## TASK GOAL
Where a line contains the word "arrive", copy that line in full.
— START TASK INPUT —
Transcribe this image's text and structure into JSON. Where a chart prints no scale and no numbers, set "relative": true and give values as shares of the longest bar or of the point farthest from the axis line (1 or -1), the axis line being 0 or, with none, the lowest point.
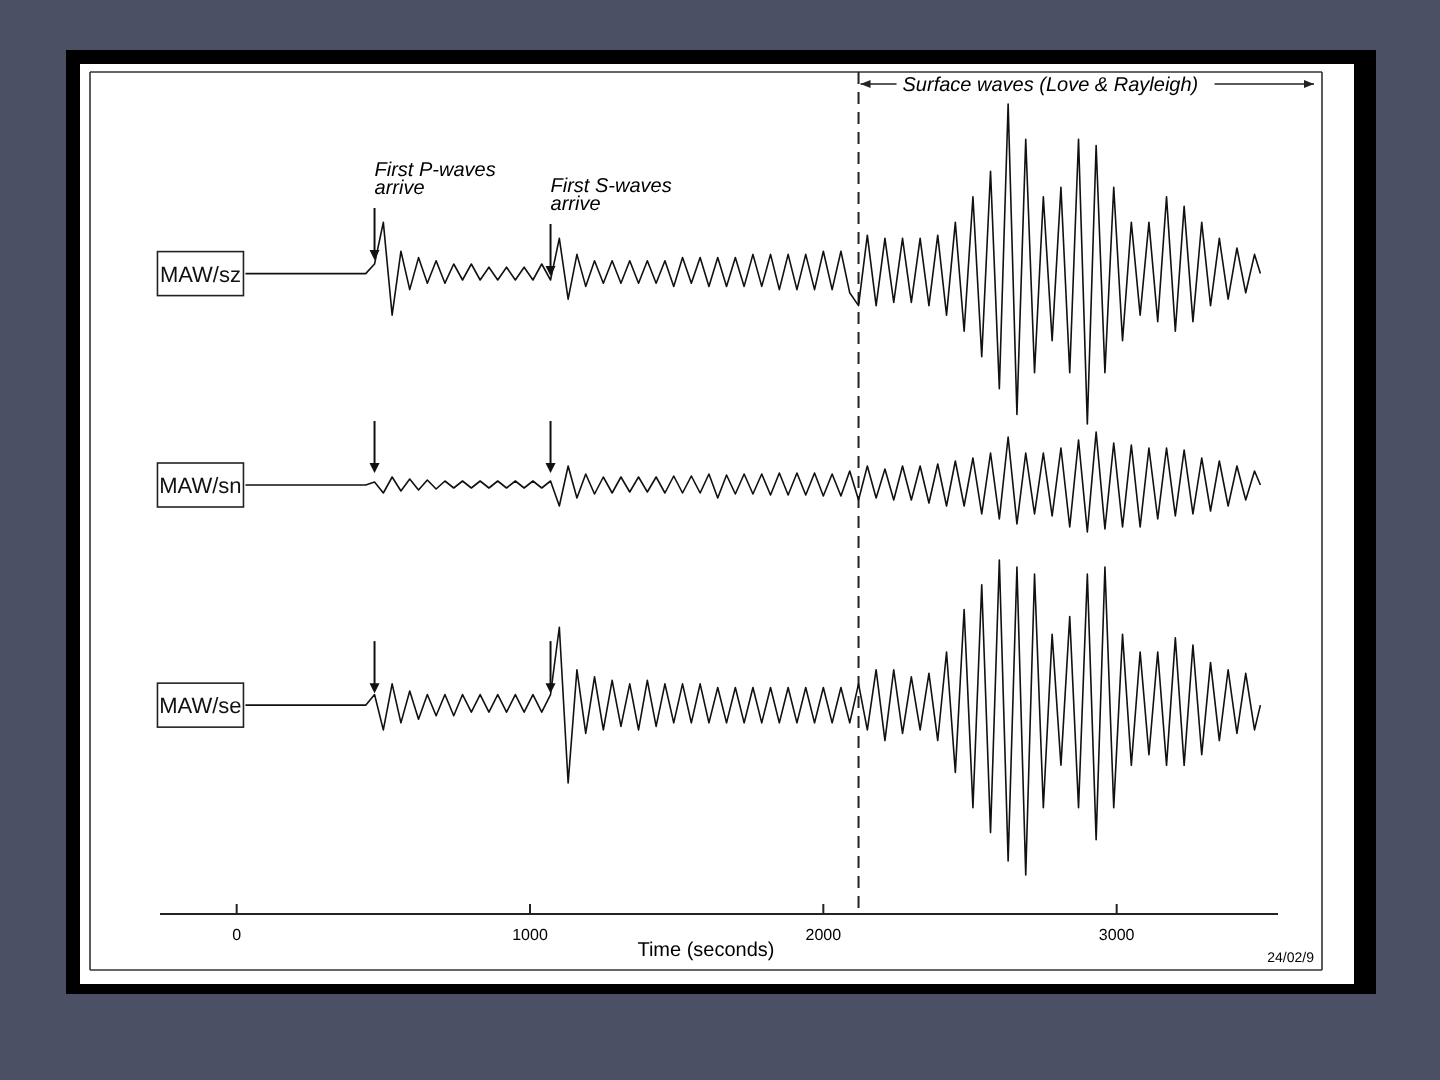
{
  "chart_data": [
    {
      "type": "line",
      "relative": true,
      "tick_labels": false,
      "xlim": [
        -500,
        3700
      ],
      "x": [
        30,
        440,
        470,
        500,
        530,
        560,
        590,
        620,
        650,
        680,
        710,
        740,
        770,
        800,
        830,
        860,
        890,
        920,
        950,
        980,
        1010,
        1040,
        1070,
        1100,
        1130,
        1160,
        1190,
        1220,
        1250,
        1280,
        1310,
        1340,
        1370,
        1400,
        1430,
        1460,
        1490,
        1520,
        1550,
        1580,
        1610,
        1640,
        1670,
        1700,
        1730,
        1760,
        1790,
        1820,
        1850,
        1880,
        1910,
        1940,
        1970,
        2000,
        2030,
        2060,
        2090,
        2120,
        2150,
        2180,
        2210,
        2240,
        2270,
        2300,
        2330,
        2360,
        2390,
        2420,
        2450,
        2480,
        2510,
        2540,
        2570,
        2600,
        2630,
        2660,
        2690,
        2720,
        2750,
        2780,
        2810,
        2840,
        2870,
        2900,
        2930,
        2960,
        2990,
        3020,
        3050,
        3080,
        3110,
        3140,
        3170,
        3200,
        3230,
        3260,
        3290,
        3320,
        3350,
        3380,
        3410,
        3440,
        3470,
        3490
      ],
      "series": [
        {
          "name": "MAW/sz",
          "color": "#111111",
          "values": [
            0.47,
            0.47,
            0.5,
            0.63,
            0.34,
            0.54,
            0.42,
            0.52,
            0.44,
            0.51,
            0.44,
            0.5,
            0.45,
            0.5,
            0.45,
            0.49,
            0.45,
            0.49,
            0.45,
            0.49,
            0.45,
            0.5,
            0.45,
            0.58,
            0.39,
            0.53,
            0.43,
            0.51,
            0.44,
            0.51,
            0.44,
            0.51,
            0.44,
            0.51,
            0.44,
            0.51,
            0.43,
            0.52,
            0.44,
            0.52,
            0.43,
            0.52,
            0.43,
            0.52,
            0.43,
            0.53,
            0.43,
            0.53,
            0.42,
            0.53,
            0.42,
            0.53,
            0.42,
            0.54,
            0.42,
            0.54,
            0.41,
            0.37,
            0.59,
            0.37,
            0.58,
            0.38,
            0.58,
            0.38,
            0.58,
            0.37,
            0.59,
            0.34,
            0.63,
            0.29,
            0.71,
            0.21,
            0.79,
            0.11,
            1,
            0.03,
            0.89,
            0.16,
            0.71,
            0.26,
            0.74,
            0.16,
            0.89,
            0,
            0.87,
            0.16,
            0.74,
            0.26,
            0.63,
            0.34,
            0.63,
            0.32,
            0.71,
            0.29,
            0.68,
            0.32,
            0.63,
            0.37,
            0.58,
            0.39,
            0.55,
            0.41,
            0.53,
            0.47
          ]
        }
      ],
      "annotations": [
        {
          "text": "First P-waves arrive",
          "x": 470,
          "y": 0.5
        },
        {
          "text": "First S-waves arrive",
          "x": 1070,
          "y": 0.45
        }
      ],
      "ref_lines": [
        {
          "axis": "x",
          "value": 2120,
          "label": "Surface waves (Love & Rayleigh)",
          "line_style": "dashed"
        }
      ]
    },
    {
      "type": "line",
      "relative": true,
      "tick_labels": false,
      "xlim": [
        -500,
        3700
      ],
      "ref_lines": [
        {
          "axis": "x",
          "value": 2120,
          "line_style": "dashed"
        }
      ],
      "x": [
        30,
        440,
        470,
        500,
        530,
        560,
        590,
        620,
        650,
        680,
        710,
        740,
        770,
        800,
        830,
        860,
        890,
        920,
        950,
        980,
        1010,
        1040,
        1070,
        1100,
        1130,
        1160,
        1190,
        1220,
        1250,
        1280,
        1310,
        1340,
        1370,
        1400,
        1430,
        1460,
        1490,
        1520,
        1550,
        1580,
        1610,
        1640,
        1670,
        1700,
        1730,
        1760,
        1790,
        1820,
        1850,
        1880,
        1910,
        1940,
        1970,
        2000,
        2030,
        2060,
        2090,
        2120,
        2150,
        2180,
        2210,
        2240,
        2270,
        2300,
        2330,
        2360,
        2390,
        2420,
        2450,
        2480,
        2510,
        2540,
        2570,
        2600,
        2630,
        2660,
        2690,
        2720,
        2750,
        2780,
        2810,
        2840,
        2870,
        2900,
        2930,
        2960,
        2990,
        3020,
        3050,
        3080,
        3110,
        3140,
        3170,
        3200,
        3230,
        3260,
        3290,
        3320,
        3350,
        3380,
        3410,
        3440,
        3470,
        3490
      ],
      "series": [
        {
          "name": "MAW/sn",
          "color": "#111111",
          "values": [
            0.47,
            0.47,
            0.5,
            0.39,
            0.55,
            0.41,
            0.53,
            0.42,
            0.52,
            0.43,
            0.51,
            0.44,
            0.51,
            0.44,
            0.51,
            0.44,
            0.51,
            0.44,
            0.51,
            0.44,
            0.51,
            0.44,
            0.51,
            0.26,
            0.66,
            0.34,
            0.58,
            0.38,
            0.55,
            0.39,
            0.55,
            0.4,
            0.55,
            0.4,
            0.55,
            0.39,
            0.56,
            0.39,
            0.56,
            0.39,
            0.58,
            0.34,
            0.57,
            0.38,
            0.58,
            0.38,
            0.58,
            0.37,
            0.59,
            0.37,
            0.59,
            0.37,
            0.59,
            0.36,
            0.58,
            0.36,
            0.61,
            0.32,
            0.66,
            0.34,
            0.63,
            0.32,
            0.66,
            0.32,
            0.66,
            0.29,
            0.68,
            0.26,
            0.71,
            0.26,
            0.74,
            0.18,
            0.79,
            0.13,
            0.95,
            0.08,
            0.79,
            0.18,
            0.79,
            0.16,
            0.84,
            0.05,
            0.92,
            0,
            1,
            0.03,
            0.89,
            0.05,
            0.87,
            0.05,
            0.84,
            0.13,
            0.84,
            0.16,
            0.82,
            0.18,
            0.74,
            0.21,
            0.71,
            0.26,
            0.66,
            0.32,
            0.61,
            0.47
          ]
        }
      ]
    },
    {
      "type": "line",
      "relative": true,
      "xlim": [
        -500,
        3700
      ],
      "xticks": [
        0,
        1000,
        2000,
        3000
      ],
      "xlabel": "Time (seconds)",
      "ref_lines": [
        {
          "axis": "x",
          "value": 2120,
          "line_style": "dashed"
        }
      ],
      "x": [
        30,
        440,
        470,
        500,
        530,
        560,
        590,
        620,
        650,
        680,
        710,
        740,
        770,
        800,
        830,
        860,
        890,
        920,
        950,
        980,
        1010,
        1040,
        1070,
        1100,
        1130,
        1160,
        1190,
        1220,
        1250,
        1280,
        1310,
        1340,
        1370,
        1400,
        1430,
        1460,
        1490,
        1520,
        1550,
        1580,
        1610,
        1640,
        1670,
        1700,
        1730,
        1760,
        1790,
        1820,
        1850,
        1880,
        1910,
        1940,
        1970,
        2000,
        2030,
        2060,
        2090,
        2120,
        2150,
        2180,
        2210,
        2240,
        2270,
        2300,
        2330,
        2360,
        2390,
        2420,
        2450,
        2480,
        2510,
        2540,
        2570,
        2600,
        2630,
        2660,
        2690,
        2720,
        2750,
        2780,
        2810,
        2840,
        2870,
        2900,
        2930,
        2960,
        2990,
        3020,
        3050,
        3080,
        3110,
        3140,
        3170,
        3200,
        3230,
        3260,
        3290,
        3320,
        3350,
        3380,
        3410,
        3440,
        3470,
        3490
      ],
      "series": [
        {
          "name": "MAW/se",
          "color": "#111111",
          "values": [
            0.59,
            0.59,
            0.62,
            0.52,
            0.65,
            0.54,
            0.63,
            0.55,
            0.62,
            0.56,
            0.62,
            0.56,
            0.62,
            0.57,
            0.62,
            0.57,
            0.62,
            0.57,
            0.62,
            0.57,
            0.62,
            0.57,
            0.62,
            0.81,
            0.37,
            0.69,
            0.51,
            0.67,
            0.52,
            0.66,
            0.53,
            0.65,
            0.52,
            0.66,
            0.53,
            0.65,
            0.54,
            0.65,
            0.54,
            0.65,
            0.54,
            0.64,
            0.54,
            0.64,
            0.54,
            0.64,
            0.54,
            0.64,
            0.54,
            0.64,
            0.54,
            0.64,
            0.54,
            0.64,
            0.54,
            0.64,
            0.54,
            0.65,
            0.52,
            0.69,
            0.49,
            0.69,
            0.51,
            0.67,
            0.52,
            0.68,
            0.49,
            0.74,
            0.4,
            0.86,
            0.3,
            0.93,
            0.23,
            1,
            0.15,
            0.98,
            0.11,
            0.96,
            0.3,
            0.79,
            0.42,
            0.84,
            0.3,
            0.96,
            0.21,
            0.98,
            0.3,
            0.79,
            0.42,
            0.74,
            0.45,
            0.74,
            0.42,
            0.78,
            0.42,
            0.76,
            0.45,
            0.71,
            0.49,
            0.69,
            0.51,
            0.68,
            0.52,
            0.59
          ]
        }
      ],
      "annotations": [
        "24/02/9"
      ]
    }
  ]
}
— END TASK INPUT —
## EXERCISE SOLUTION
          "text": "First P-waves arrive",
          "text": "First S-waves arrive",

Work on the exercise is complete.